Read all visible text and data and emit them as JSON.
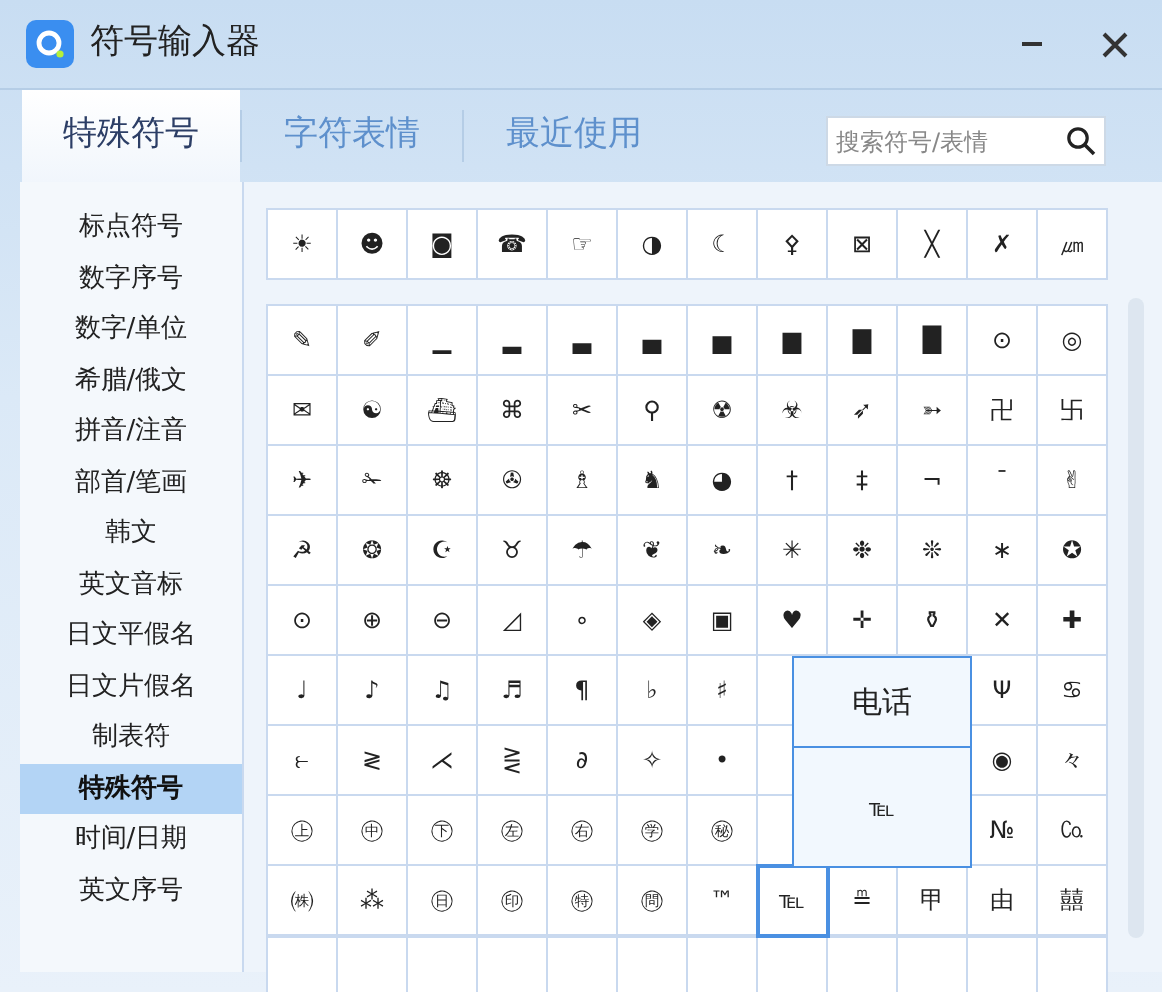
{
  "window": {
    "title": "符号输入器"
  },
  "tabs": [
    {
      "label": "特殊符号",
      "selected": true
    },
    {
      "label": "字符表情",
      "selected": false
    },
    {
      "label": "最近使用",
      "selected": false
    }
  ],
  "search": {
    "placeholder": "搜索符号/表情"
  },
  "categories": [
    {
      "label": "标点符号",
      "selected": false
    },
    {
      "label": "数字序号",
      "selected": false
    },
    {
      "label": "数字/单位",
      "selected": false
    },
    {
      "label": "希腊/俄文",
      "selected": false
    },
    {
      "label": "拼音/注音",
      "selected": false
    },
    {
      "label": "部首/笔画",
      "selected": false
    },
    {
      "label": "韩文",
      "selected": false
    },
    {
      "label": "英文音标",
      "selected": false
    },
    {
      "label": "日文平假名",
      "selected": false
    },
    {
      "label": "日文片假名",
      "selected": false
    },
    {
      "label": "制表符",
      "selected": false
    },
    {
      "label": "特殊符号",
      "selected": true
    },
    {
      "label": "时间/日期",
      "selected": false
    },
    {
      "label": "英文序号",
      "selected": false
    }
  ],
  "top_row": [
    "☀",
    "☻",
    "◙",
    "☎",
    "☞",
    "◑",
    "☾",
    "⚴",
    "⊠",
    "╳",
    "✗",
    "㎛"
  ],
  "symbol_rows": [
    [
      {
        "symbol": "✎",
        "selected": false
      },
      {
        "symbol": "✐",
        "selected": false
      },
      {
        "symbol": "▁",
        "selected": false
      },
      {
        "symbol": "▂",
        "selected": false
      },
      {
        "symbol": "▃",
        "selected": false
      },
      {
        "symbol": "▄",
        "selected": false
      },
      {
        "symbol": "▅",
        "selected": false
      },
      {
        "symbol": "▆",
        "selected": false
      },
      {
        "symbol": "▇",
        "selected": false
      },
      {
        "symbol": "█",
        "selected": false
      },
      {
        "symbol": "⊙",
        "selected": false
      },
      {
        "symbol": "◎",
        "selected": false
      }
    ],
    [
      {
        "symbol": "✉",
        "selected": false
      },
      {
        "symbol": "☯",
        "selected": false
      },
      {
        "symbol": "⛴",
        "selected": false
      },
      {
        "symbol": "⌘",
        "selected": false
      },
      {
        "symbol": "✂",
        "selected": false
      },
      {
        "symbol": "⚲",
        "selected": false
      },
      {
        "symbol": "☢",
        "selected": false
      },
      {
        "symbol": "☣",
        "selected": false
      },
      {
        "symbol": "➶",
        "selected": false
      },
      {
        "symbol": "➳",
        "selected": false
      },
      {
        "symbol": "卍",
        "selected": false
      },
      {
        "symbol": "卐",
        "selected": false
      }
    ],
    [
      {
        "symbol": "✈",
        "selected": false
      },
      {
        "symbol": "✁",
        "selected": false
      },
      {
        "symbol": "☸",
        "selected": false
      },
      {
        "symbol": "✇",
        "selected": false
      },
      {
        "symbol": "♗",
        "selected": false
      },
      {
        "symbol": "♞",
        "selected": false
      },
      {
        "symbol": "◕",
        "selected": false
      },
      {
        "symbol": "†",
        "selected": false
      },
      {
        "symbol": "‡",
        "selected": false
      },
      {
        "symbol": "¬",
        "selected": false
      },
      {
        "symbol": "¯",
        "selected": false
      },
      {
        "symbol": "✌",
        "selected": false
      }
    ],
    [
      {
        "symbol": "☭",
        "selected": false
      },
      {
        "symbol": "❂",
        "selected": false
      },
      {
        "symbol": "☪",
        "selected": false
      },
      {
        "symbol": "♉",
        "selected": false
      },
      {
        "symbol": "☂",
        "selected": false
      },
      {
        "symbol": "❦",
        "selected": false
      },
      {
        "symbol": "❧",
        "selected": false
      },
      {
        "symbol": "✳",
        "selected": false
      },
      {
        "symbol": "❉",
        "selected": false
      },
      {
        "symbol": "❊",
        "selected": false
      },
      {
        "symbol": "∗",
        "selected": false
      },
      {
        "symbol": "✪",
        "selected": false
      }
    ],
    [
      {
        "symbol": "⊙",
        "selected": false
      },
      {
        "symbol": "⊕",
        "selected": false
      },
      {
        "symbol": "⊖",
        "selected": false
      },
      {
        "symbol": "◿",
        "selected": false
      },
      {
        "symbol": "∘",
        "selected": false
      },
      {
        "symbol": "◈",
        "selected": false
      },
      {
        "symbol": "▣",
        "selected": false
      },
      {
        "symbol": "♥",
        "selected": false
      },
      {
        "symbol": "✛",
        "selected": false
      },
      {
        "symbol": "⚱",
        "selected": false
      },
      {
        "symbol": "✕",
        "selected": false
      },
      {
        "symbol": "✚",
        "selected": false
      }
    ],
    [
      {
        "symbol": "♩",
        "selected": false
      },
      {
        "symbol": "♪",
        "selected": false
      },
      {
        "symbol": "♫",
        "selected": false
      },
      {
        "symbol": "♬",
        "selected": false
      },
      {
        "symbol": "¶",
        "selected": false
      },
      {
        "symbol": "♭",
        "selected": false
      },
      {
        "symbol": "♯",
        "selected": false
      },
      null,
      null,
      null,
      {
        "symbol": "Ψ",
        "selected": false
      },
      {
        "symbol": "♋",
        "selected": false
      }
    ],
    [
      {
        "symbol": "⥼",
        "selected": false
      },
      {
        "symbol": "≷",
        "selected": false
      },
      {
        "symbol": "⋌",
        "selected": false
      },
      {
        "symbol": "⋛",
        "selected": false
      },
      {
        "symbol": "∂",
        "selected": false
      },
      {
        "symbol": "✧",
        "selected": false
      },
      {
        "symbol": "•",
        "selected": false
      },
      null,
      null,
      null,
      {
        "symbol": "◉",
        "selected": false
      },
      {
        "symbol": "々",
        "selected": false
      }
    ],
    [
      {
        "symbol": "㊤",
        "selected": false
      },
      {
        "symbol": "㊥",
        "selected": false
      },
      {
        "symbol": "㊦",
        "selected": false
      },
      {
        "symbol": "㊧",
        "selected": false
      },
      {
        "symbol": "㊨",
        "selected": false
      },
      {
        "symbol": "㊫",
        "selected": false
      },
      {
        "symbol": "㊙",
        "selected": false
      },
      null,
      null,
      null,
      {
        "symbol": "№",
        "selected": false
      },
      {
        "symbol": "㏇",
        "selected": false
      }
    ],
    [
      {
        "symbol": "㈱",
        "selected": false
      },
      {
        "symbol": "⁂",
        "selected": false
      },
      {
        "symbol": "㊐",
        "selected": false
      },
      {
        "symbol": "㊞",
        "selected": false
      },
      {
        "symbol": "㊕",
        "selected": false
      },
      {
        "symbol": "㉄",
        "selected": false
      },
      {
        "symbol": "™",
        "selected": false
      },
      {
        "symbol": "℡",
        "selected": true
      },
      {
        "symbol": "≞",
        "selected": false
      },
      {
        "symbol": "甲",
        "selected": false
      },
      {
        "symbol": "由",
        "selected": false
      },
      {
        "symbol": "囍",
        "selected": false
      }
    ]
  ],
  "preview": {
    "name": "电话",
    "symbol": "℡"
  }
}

--------------------

● **TASK TO COMPLETE**: Copy the material above exactly and drop the pictures.

● **CORRECT RESULT**:
Read all visible text and data and emit them as JSON.
{
  "window": {
    "title": "符号输入器"
  },
  "tabs": [
    {
      "label": "特殊符号",
      "selected": true
    },
    {
      "label": "字符表情",
      "selected": false
    },
    {
      "label": "最近使用",
      "selected": false
    }
  ],
  "search": {
    "placeholder": "搜索符号/表情"
  },
  "categories": [
    {
      "label": "标点符号",
      "selected": false
    },
    {
      "label": "数字序号",
      "selected": false
    },
    {
      "label": "数字/单位",
      "selected": false
    },
    {
      "label": "希腊/俄文",
      "selected": false
    },
    {
      "label": "拼音/注音",
      "selected": false
    },
    {
      "label": "部首/笔画",
      "selected": false
    },
    {
      "label": "韩文",
      "selected": false
    },
    {
      "label": "英文音标",
      "selected": false
    },
    {
      "label": "日文平假名",
      "selected": false
    },
    {
      "label": "日文片假名",
      "selected": false
    },
    {
      "label": "制表符",
      "selected": false
    },
    {
      "label": "特殊符号",
      "selected": true
    },
    {
      "label": "时间/日期",
      "selected": false
    },
    {
      "label": "英文序号",
      "selected": false
    }
  ],
  "top_row": [
    "☀",
    "☻",
    "◙",
    "☎",
    "☞",
    "◑",
    "☾",
    "⚴",
    "⊠",
    "╳",
    "✗",
    "㎛"
  ],
  "symbol_rows": [
    [
      {
        "symbol": "✎",
        "selected": false
      },
      {
        "symbol": "✐",
        "selected": false
      },
      {
        "symbol": "▁",
        "selected": false
      },
      {
        "symbol": "▂",
        "selected": false
      },
      {
        "symbol": "▃",
        "selected": false
      },
      {
        "symbol": "▄",
        "selected": false
      },
      {
        "symbol": "▅",
        "selected": false
      },
      {
        "symbol": "▆",
        "selected": false
      },
      {
        "symbol": "▇",
        "selected": false
      },
      {
        "symbol": "█",
        "selected": false
      },
      {
        "symbol": "⊙",
        "selected": false
      },
      {
        "symbol": "◎",
        "selected": false
      }
    ],
    [
      {
        "symbol": "✉",
        "selected": false
      },
      {
        "symbol": "☯",
        "selected": false
      },
      {
        "symbol": "⛴",
        "selected": false
      },
      {
        "symbol": "⌘",
        "selected": false
      },
      {
        "symbol": "✂",
        "selected": false
      },
      {
        "symbol": "⚲",
        "selected": false
      },
      {
        "symbol": "☢",
        "selected": false
      },
      {
        "symbol": "☣",
        "selected": false
      },
      {
        "symbol": "➶",
        "selected": false
      },
      {
        "symbol": "➳",
        "selected": false
      },
      {
        "symbol": "卍",
        "selected": false
      },
      {
        "symbol": "卐",
        "selected": false
      }
    ],
    [
      {
        "symbol": "✈",
        "selected": false
      },
      {
        "symbol": "✁",
        "selected": false
      },
      {
        "symbol": "☸",
        "selected": false
      },
      {
        "symbol": "✇",
        "selected": false
      },
      {
        "symbol": "♗",
        "selected": false
      },
      {
        "symbol": "♞",
        "selected": false
      },
      {
        "symbol": "◕",
        "selected": false
      },
      {
        "symbol": "†",
        "selected": false
      },
      {
        "symbol": "‡",
        "selected": false
      },
      {
        "symbol": "¬",
        "selected": false
      },
      {
        "symbol": "¯",
        "selected": false
      },
      {
        "symbol": "✌",
        "selected": false
      }
    ],
    [
      {
        "symbol": "☭",
        "selected": false
      },
      {
        "symbol": "❂",
        "selected": false
      },
      {
        "symbol": "☪",
        "selected": false
      },
      {
        "symbol": "♉",
        "selected": false
      },
      {
        "symbol": "☂",
        "selected": false
      },
      {
        "symbol": "❦",
        "selected": false
      },
      {
        "symbol": "❧",
        "selected": false
      },
      {
        "symbol": "✳",
        "selected": false
      },
      {
        "symbol": "❉",
        "selected": false
      },
      {
        "symbol": "❊",
        "selected": false
      },
      {
        "symbol": "∗",
        "selected": false
      },
      {
        "symbol": "✪",
        "selected": false
      }
    ],
    [
      {
        "symbol": "⊙",
        "selected": false
      },
      {
        "symbol": "⊕",
        "selected": false
      },
      {
        "symbol": "⊖",
        "selected": false
      },
      {
        "symbol": "◿",
        "selected": false
      },
      {
        "symbol": "∘",
        "selected": false
      },
      {
        "symbol": "◈",
        "selected": false
      },
      {
        "symbol": "▣",
        "selected": false
      },
      {
        "symbol": "♥",
        "selected": false
      },
      {
        "symbol": "✛",
        "selected": false
      },
      {
        "symbol": "⚱",
        "selected": false
      },
      {
        "symbol": "✕",
        "selected": false
      },
      {
        "symbol": "✚",
        "selected": false
      }
    ],
    [
      {
        "symbol": "♩",
        "selected": false
      },
      {
        "symbol": "♪",
        "selected": false
      },
      {
        "symbol": "♫",
        "selected": false
      },
      {
        "symbol": "♬",
        "selected": false
      },
      {
        "symbol": "¶",
        "selected": false
      },
      {
        "symbol": "♭",
        "selected": false
      },
      {
        "symbol": "♯",
        "selected": false
      },
      null,
      null,
      null,
      {
        "symbol": "Ψ",
        "selected": false
      },
      {
        "symbol": "♋",
        "selected": false
      }
    ],
    [
      {
        "symbol": "⥼",
        "selected": false
      },
      {
        "symbol": "≷",
        "selected": false
      },
      {
        "symbol": "⋌",
        "selected": false
      },
      {
        "symbol": "⋛",
        "selected": false
      },
      {
        "symbol": "∂",
        "selected": false
      },
      {
        "symbol": "✧",
        "selected": false
      },
      {
        "symbol": "•",
        "selected": false
      },
      null,
      null,
      null,
      {
        "symbol": "◉",
        "selected": false
      },
      {
        "symbol": "々",
        "selected": false
      }
    ],
    [
      {
        "symbol": "㊤",
        "selected": false
      },
      {
        "symbol": "㊥",
        "selected": false
      },
      {
        "symbol": "㊦",
        "selected": false
      },
      {
        "symbol": "㊧",
        "selected": false
      },
      {
        "symbol": "㊨",
        "selected": false
      },
      {
        "symbol": "㊫",
        "selected": false
      },
      {
        "symbol": "㊙",
        "selected": false
      },
      null,
      null,
      null,
      {
        "symbol": "№",
        "selected": false
      },
      {
        "symbol": "㏇",
        "selected": false
      }
    ],
    [
      {
        "symbol": "㈱",
        "selected": false
      },
      {
        "symbol": "⁂",
        "selected": false
      },
      {
        "symbol": "㊐",
        "selected": false
      },
      {
        "symbol": "㊞",
        "selected": false
      },
      {
        "symbol": "㊕",
        "selected": false
      },
      {
        "symbol": "㉄",
        "selected": false
      },
      {
        "symbol": "™",
        "selected": false
      },
      {
        "symbol": "℡",
        "selected": true
      },
      {
        "symbol": "≞",
        "selected": false
      },
      {
        "symbol": "甲",
        "selected": false
      },
      {
        "symbol": "由",
        "selected": false
      },
      {
        "symbol": "囍",
        "selected": false
      }
    ]
  ],
  "preview": {
    "name": "电话",
    "symbol": "℡"
  }
}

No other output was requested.